◆ Information provided:
◆ ◆ ◆

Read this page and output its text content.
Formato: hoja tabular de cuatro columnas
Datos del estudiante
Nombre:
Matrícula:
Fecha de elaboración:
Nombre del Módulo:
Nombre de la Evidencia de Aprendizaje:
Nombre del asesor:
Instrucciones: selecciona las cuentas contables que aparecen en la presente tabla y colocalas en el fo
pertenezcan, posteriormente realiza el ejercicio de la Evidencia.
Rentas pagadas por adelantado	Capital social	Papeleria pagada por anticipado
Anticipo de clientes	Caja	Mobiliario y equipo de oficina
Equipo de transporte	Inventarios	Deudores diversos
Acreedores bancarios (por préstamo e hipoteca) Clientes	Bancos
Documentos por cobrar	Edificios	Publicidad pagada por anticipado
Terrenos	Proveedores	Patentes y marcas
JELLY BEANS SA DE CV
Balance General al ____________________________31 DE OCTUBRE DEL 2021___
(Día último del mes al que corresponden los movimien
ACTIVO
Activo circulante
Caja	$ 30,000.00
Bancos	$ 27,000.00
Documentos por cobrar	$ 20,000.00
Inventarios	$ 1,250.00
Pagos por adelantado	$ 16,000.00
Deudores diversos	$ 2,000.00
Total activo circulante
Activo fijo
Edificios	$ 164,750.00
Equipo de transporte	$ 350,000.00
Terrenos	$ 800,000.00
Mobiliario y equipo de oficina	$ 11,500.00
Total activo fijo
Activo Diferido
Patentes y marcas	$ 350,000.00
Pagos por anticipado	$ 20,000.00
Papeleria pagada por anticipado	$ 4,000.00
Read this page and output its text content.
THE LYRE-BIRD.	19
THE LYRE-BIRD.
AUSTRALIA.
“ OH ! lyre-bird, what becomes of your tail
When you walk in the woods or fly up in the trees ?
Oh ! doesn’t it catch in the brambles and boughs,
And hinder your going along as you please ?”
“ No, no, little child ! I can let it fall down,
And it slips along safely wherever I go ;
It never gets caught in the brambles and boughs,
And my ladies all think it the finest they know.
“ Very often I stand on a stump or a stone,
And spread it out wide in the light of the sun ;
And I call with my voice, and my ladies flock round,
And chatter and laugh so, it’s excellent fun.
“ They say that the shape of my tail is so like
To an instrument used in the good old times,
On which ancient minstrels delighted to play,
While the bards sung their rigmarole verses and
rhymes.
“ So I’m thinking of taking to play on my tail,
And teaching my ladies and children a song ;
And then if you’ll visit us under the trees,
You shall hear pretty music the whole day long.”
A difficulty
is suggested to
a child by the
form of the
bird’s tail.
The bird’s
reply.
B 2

◆ ◆ ◆

◆ What is needed:
All records above must be set down exactly, please.

◆ Full answer:
Read this page and output its text content.
Formato: hoja tabular de cuatro columnas
Datos del estudiante
Nombre:
Matrícula:
Fecha de elaboración:
Nombre del Módulo:
Nombre de la Evidencia de Aprendizaje:
Nombre del asesor:
Instrucciones: selecciona las cuentas contables que aparecen en la presente tabla y colocalas en el fo
pertenezcan, posteriormente realiza el ejercicio de la Evidencia.
Rentas pagadas por adelantado	Capital social	Papeleria pagada por anticipado
Anticipo de clientes	Caja	Mobiliario y equipo de oficina
Equipo de transporte	Inventarios	Deudores diversos
Acreedores bancarios (por préstamo e hipoteca) Clientes	Bancos
Documentos por cobrar	Edificios	Publicidad pagada por anticipado
Terrenos	Proveedores	Patentes y marcas
JELLY BEANS SA DE CV
Balance General al ____________________________31 DE OCTUBRE DEL 2021___
(Día último del mes al que corresponden los movimien
ACTIVO
Activo circulante
Caja	$ 30,000.00
Bancos	$ 27,000.00
Documentos por cobrar	$ 20,000.00
Inventarios	$ 1,250.00
Pagos por adelantado	$ 16,000.00
Deudores diversos	$ 2,000.00
Total activo circulante
Activo fijo
Edificios	$ 164,750.00
Equipo de transporte	$ 350,000.00
Terrenos	$ 800,000.00
Mobiliario y equipo de oficina	$ 11,500.00
Total activo fijo
Activo Diferido
Patentes y marcas	$ 350,000.00
Pagos por anticipado	$ 20,000.00
Papeleria pagada por anticipado	$ 4,000.00
Read this page and output its text content.
THE LYRE-BIRD.	19
THE LYRE-BIRD.
AUSTRALIA.
“ OH ! lyre-bird, what becomes of your tail
When you walk in the woods or fly up in the trees ?
Oh ! doesn’t it catch in the brambles and boughs,
And hinder your going along as you please ?”
“ No, no, little child ! I can let it fall down,
And it slips along safely wherever I go ;
It never gets caught in the brambles and boughs,
And my ladies all think it the finest they know.
“ Very often I stand on a stump or a stone,
And spread it out wide in the light of the sun ;
And I call with my voice, and my ladies flock round,
And chatter and laugh so, it’s excellent fun.
“ They say that the shape of my tail is so like
To an instrument used in the good old times,
On which ancient minstrels delighted to play,
While the bards sung their rigmarole verses and
rhymes.
“ So I’m thinking of taking to play on my tail,
And teaching my ladies and children a song ;
And then if you’ll visit us under the trees,
You shall hear pretty music the whole day long.”
A difficulty
is suggested to
a child by the
form of the
bird’s tail.
The bird’s
reply.
B 2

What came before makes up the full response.